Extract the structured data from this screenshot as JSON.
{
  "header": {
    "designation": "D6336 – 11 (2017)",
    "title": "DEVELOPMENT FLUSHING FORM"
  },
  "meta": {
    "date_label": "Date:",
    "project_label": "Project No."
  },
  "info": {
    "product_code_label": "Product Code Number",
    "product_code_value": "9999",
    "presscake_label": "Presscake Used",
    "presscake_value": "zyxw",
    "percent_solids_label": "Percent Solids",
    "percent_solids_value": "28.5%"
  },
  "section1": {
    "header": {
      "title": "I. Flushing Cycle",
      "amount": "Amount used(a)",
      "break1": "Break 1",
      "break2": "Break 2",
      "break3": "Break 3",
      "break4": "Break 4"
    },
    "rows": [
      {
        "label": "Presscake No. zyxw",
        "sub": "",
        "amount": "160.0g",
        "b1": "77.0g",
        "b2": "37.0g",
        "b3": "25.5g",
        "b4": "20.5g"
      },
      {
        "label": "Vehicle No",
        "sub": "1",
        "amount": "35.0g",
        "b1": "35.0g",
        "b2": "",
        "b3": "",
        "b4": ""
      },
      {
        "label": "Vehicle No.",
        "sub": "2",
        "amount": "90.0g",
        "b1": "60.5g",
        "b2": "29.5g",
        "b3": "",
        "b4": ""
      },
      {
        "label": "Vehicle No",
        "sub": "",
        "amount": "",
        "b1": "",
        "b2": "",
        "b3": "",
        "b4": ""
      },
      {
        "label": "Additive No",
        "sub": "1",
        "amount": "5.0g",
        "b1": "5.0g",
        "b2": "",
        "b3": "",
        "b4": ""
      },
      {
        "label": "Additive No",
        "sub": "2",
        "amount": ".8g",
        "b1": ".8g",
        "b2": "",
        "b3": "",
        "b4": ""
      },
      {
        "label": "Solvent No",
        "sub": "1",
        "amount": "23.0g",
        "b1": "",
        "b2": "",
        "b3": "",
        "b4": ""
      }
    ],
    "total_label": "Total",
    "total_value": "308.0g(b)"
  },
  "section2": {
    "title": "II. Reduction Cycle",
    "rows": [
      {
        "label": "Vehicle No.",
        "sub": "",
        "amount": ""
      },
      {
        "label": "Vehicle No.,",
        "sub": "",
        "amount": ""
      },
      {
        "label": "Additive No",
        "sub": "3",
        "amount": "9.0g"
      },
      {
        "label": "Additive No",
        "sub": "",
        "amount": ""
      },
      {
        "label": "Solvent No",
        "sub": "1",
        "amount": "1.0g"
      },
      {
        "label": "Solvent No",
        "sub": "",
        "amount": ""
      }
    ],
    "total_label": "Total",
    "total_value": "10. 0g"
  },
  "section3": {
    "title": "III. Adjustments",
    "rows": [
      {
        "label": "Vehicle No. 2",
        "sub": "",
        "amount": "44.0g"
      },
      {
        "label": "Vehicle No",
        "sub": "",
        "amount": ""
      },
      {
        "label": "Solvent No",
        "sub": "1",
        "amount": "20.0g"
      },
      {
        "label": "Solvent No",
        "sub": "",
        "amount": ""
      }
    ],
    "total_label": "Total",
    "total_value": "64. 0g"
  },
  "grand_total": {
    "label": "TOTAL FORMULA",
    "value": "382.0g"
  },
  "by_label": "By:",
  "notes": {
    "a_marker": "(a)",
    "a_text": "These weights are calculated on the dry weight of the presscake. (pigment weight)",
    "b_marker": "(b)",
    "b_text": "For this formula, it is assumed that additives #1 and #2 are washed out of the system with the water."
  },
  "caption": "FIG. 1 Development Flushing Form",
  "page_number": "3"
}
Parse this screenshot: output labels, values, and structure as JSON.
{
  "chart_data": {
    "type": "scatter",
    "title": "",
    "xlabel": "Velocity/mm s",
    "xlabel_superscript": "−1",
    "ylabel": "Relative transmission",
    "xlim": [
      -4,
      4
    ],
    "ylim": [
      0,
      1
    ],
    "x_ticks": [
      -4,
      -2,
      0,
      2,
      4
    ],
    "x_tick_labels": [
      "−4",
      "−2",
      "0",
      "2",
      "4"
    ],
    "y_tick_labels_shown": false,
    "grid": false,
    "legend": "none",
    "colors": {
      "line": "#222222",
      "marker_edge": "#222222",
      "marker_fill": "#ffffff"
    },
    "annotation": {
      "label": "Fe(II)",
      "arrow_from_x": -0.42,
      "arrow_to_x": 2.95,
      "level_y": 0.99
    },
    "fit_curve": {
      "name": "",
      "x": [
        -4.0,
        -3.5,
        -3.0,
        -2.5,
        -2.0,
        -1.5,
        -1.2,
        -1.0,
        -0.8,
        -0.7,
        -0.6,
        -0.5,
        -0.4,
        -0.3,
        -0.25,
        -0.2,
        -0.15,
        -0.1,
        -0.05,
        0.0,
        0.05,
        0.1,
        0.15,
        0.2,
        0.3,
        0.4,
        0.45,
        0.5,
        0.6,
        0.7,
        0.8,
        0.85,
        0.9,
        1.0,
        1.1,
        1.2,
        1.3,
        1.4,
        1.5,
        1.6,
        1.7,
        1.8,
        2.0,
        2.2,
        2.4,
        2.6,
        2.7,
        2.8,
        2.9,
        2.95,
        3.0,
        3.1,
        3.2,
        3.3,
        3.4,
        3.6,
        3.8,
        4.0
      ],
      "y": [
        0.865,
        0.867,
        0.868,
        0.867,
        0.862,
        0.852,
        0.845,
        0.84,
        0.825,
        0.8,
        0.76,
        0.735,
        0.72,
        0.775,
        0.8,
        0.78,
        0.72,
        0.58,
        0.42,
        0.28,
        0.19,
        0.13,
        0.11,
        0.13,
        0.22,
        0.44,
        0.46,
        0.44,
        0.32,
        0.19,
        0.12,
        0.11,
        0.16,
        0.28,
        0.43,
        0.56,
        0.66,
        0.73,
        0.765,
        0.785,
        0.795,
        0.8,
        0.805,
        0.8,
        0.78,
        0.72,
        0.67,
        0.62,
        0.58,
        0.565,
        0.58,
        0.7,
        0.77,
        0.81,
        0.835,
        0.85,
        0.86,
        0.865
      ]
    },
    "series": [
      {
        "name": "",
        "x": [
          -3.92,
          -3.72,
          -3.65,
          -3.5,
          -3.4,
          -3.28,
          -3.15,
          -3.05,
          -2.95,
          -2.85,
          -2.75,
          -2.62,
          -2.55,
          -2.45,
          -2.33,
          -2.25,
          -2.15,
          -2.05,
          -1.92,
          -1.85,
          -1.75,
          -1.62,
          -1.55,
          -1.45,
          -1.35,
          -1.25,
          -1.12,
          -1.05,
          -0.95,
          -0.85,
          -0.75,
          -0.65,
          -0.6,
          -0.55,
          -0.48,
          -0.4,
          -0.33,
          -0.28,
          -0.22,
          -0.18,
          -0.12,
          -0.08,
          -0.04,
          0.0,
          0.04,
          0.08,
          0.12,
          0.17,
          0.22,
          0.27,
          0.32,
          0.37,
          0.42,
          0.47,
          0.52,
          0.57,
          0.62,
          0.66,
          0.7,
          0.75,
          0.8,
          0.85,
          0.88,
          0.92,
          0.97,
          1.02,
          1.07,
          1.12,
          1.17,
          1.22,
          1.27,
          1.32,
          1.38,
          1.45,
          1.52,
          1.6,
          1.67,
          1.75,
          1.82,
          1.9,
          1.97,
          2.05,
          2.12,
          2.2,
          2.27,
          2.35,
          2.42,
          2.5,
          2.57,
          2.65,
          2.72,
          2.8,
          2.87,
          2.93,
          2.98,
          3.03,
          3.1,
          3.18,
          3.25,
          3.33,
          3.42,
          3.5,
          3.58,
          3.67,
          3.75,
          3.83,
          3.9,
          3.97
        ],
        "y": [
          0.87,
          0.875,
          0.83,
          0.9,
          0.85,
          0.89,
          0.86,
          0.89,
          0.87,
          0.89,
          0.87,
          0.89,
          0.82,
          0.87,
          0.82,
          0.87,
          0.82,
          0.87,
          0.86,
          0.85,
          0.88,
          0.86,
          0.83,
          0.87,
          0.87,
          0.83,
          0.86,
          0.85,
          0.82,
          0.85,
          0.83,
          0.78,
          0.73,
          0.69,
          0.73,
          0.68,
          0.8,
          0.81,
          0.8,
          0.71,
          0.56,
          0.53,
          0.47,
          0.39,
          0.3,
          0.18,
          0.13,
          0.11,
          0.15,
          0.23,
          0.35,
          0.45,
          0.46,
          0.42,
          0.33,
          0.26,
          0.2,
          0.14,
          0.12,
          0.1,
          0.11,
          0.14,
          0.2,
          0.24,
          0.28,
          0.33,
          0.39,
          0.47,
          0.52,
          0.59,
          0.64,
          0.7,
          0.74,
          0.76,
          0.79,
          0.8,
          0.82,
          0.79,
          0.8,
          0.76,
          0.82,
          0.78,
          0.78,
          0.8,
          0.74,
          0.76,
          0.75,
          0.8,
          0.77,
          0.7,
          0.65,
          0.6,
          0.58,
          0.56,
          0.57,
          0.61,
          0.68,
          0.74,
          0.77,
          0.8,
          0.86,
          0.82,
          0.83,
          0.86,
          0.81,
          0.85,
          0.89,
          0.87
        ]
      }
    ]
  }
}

# What to do
Which lines above contain the word "false"? Copy each of them.

# Answer below
    "y_tick_labels_shown": false,
    "grid": false,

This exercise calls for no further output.